- [DATA IN THIS EXERCISE]
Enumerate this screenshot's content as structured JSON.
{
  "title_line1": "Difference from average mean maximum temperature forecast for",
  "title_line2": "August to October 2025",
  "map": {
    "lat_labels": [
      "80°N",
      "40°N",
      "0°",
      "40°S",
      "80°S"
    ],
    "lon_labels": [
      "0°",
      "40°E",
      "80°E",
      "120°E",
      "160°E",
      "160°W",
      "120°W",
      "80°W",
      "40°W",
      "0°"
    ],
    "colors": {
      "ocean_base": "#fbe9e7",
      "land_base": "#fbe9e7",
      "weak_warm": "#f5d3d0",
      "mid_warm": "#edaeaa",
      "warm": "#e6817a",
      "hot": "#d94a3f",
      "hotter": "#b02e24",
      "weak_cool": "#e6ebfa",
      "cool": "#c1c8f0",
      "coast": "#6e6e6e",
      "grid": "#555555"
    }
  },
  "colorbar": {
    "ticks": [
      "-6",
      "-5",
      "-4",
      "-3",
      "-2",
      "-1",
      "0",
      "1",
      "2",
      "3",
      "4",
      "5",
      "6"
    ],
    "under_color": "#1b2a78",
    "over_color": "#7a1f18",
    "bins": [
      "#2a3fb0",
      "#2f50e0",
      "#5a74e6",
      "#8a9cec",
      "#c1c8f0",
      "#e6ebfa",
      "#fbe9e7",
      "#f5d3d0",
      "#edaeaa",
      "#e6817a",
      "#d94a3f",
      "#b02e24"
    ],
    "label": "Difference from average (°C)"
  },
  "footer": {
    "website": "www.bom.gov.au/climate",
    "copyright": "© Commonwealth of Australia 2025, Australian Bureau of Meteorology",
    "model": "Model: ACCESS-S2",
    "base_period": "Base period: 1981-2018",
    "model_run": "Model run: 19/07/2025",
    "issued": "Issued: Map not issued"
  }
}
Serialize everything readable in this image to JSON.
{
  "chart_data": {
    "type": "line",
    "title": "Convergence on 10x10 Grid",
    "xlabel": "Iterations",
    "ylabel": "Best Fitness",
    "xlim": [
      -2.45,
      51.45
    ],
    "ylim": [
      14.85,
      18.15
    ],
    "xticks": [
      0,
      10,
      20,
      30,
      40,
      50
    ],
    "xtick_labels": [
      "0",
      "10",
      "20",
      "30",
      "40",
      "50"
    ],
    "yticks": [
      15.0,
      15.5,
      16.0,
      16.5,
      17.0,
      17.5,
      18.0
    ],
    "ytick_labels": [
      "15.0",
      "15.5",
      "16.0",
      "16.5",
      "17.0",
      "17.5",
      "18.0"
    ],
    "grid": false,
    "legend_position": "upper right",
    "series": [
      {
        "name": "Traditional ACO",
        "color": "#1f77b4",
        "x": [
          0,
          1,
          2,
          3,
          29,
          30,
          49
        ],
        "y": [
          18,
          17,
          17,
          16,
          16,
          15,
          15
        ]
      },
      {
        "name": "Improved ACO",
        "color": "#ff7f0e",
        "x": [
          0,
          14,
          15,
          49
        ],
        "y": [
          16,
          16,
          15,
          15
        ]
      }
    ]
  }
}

- [WHAT IS EXPECTED] In the entries above, find every line with the word "Model" and list it.

- [SOLUTION FOR THIS PROBLEM]
    "model": "Model: ACCESS-S2",
    "model_run": "Model run: 19/07/2025",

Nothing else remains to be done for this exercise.